A block of data:

= = = = = = =

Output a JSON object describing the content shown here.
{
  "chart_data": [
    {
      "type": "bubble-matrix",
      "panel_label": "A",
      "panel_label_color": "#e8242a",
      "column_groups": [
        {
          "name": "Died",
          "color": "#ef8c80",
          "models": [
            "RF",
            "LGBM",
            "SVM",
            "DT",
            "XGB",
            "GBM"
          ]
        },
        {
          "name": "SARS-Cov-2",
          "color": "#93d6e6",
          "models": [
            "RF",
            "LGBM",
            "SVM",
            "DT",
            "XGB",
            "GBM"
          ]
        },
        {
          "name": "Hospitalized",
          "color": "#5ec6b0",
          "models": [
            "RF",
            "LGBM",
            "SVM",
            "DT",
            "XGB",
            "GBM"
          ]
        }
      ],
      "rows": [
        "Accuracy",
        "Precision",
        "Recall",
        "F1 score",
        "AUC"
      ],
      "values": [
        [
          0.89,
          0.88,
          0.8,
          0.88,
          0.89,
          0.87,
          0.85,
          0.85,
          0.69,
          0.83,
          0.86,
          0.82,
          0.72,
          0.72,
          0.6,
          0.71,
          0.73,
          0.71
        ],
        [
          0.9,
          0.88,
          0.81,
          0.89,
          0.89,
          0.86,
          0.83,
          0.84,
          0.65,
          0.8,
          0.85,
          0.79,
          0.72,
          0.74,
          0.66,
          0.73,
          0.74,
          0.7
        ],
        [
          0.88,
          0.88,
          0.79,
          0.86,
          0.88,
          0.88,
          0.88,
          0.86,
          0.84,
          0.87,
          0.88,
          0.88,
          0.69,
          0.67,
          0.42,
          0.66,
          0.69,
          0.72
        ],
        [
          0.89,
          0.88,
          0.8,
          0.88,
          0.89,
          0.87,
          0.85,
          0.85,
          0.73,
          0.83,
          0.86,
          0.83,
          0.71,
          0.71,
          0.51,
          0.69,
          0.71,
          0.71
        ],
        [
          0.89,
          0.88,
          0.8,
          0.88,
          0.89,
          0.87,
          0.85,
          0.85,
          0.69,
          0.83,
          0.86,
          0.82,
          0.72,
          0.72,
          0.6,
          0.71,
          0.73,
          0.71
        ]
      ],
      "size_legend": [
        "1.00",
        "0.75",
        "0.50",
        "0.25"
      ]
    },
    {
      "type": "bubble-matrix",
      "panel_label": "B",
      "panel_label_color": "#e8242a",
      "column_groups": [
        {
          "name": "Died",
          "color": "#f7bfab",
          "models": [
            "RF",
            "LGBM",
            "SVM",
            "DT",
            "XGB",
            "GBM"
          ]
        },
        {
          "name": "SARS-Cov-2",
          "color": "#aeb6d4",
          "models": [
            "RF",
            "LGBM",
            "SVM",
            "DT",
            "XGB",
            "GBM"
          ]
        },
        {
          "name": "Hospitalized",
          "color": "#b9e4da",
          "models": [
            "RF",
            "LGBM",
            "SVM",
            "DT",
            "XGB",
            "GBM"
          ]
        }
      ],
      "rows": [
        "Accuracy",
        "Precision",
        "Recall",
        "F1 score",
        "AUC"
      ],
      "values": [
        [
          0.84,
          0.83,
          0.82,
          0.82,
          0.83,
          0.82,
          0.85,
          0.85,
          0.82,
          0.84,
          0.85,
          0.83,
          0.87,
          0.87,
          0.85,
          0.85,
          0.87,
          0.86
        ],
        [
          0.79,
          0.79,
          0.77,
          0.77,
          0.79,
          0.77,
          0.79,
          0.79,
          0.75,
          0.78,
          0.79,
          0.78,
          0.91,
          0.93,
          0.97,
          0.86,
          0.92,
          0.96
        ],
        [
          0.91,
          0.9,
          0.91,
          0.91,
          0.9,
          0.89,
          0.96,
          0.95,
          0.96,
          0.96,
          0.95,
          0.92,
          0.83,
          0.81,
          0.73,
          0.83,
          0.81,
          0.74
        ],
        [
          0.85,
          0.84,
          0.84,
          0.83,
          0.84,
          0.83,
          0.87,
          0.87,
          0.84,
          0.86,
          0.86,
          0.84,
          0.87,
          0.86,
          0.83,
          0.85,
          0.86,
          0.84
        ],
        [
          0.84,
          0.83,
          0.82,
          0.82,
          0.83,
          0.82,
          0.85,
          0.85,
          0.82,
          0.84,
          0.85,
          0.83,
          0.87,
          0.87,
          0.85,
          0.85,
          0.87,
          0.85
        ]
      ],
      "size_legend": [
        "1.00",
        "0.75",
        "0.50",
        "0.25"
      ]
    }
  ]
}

= = = = = = =

Your objective: Emit the records above again, exactly, with no line skipped.

Solution to the exercise:
Output a JSON object describing the content shown here.
{
  "chart_data": [
    {
      "type": "bubble-matrix",
      "panel_label": "A",
      "panel_label_color": "#e8242a",
      "column_groups": [
        {
          "name": "Died",
          "color": "#ef8c80",
          "models": [
            "RF",
            "LGBM",
            "SVM",
            "DT",
            "XGB",
            "GBM"
          ]
        },
        {
          "name": "SARS-Cov-2",
          "color": "#93d6e6",
          "models": [
            "RF",
            "LGBM",
            "SVM",
            "DT",
            "XGB",
            "GBM"
          ]
        },
        {
          "name": "Hospitalized",
          "color": "#5ec6b0",
          "models": [
            "RF",
            "LGBM",
            "SVM",
            "DT",
            "XGB",
            "GBM"
          ]
        }
      ],
      "rows": [
        "Accuracy",
        "Precision",
        "Recall",
        "F1 score",
        "AUC"
      ],
      "values": [
        [
          0.89,
          0.88,
          0.8,
          0.88,
          0.89,
          0.87,
          0.85,
          0.85,
          0.69,
          0.83,
          0.86,
          0.82,
          0.72,
          0.72,
          0.6,
          0.71,
          0.73,
          0.71
        ],
        [
          0.9,
          0.88,
          0.81,
          0.89,
          0.89,
          0.86,
          0.83,
          0.84,
          0.65,
          0.8,
          0.85,
          0.79,
          0.72,
          0.74,
          0.66,
          0.73,
          0.74,
          0.7
        ],
        [
          0.88,
          0.88,
          0.79,
          0.86,
          0.88,
          0.88,
          0.88,
          0.86,
          0.84,
          0.87,
          0.88,
          0.88,
          0.69,
          0.67,
          0.42,
          0.66,
          0.69,
          0.72
        ],
        [
          0.89,
          0.88,
          0.8,
          0.88,
          0.89,
          0.87,
          0.85,
          0.85,
          0.73,
          0.83,
          0.86,
          0.83,
          0.71,
          0.71,
          0.51,
          0.69,
          0.71,
          0.71
        ],
        [
          0.89,
          0.88,
          0.8,
          0.88,
          0.89,
          0.87,
          0.85,
          0.85,
          0.69,
          0.83,
          0.86,
          0.82,
          0.72,
          0.72,
          0.6,
          0.71,
          0.73,
          0.71
        ]
      ],
      "size_legend": [
        "1.00",
        "0.75",
        "0.50",
        "0.25"
      ]
    },
    {
      "type": "bubble-matrix",
      "panel_label": "B",
      "panel_label_color": "#e8242a",
      "column_groups": [
        {
          "name": "Died",
          "color": "#f7bfab",
          "models": [
            "RF",
            "LGBM",
            "SVM",
            "DT",
            "XGB",
            "GBM"
          ]
        },
        {
          "name": "SARS-Cov-2",
          "color": "#aeb6d4",
          "models": [
            "RF",
            "LGBM",
            "SVM",
            "DT",
            "XGB",
            "GBM"
          ]
        },
        {
          "name": "Hospitalized",
          "color": "#b9e4da",
          "models": [
            "RF",
            "LGBM",
            "SVM",
            "DT",
            "XGB",
            "GBM"
          ]
        }
      ],
      "rows": [
        "Accuracy",
        "Precision",
        "Recall",
        "F1 score",
        "AUC"
      ],
      "values": [
        [
          0.84,
          0.83,
          0.82,
          0.82,
          0.83,
          0.82,
          0.85,
          0.85,
          0.82,
          0.84,
          0.85,
          0.83,
          0.87,
          0.87,
          0.85,
          0.85,
          0.87,
          0.86
        ],
        [
          0.79,
          0.79,
          0.77,
          0.77,
          0.79,
          0.77,
          0.79,
          0.79,
          0.75,
          0.78,
          0.79,
          0.78,
          0.91,
          0.93,
          0.97,
          0.86,
          0.92,
          0.96
        ],
        [
          0.91,
          0.9,
          0.91,
          0.91,
          0.9,
          0.89,
          0.96,
          0.95,
          0.96,
          0.96,
          0.95,
          0.92,
          0.83,
          0.81,
          0.73,
          0.83,
          0.81,
          0.74
        ],
        [
          0.85,
          0.84,
          0.84,
          0.83,
          0.84,
          0.83,
          0.87,
          0.87,
          0.84,
          0.86,
          0.86,
          0.84,
          0.87,
          0.86,
          0.83,
          0.85,
          0.86,
          0.84
        ],
        [
          0.84,
          0.83,
          0.82,
          0.82,
          0.83,
          0.82,
          0.85,
          0.85,
          0.82,
          0.84,
          0.85,
          0.83,
          0.87,
          0.87,
          0.85,
          0.85,
          0.87,
          0.85
        ]
      ],
      "size_legend": [
        "1.00",
        "0.75",
        "0.50",
        "0.25"
      ]
    }
  ]
}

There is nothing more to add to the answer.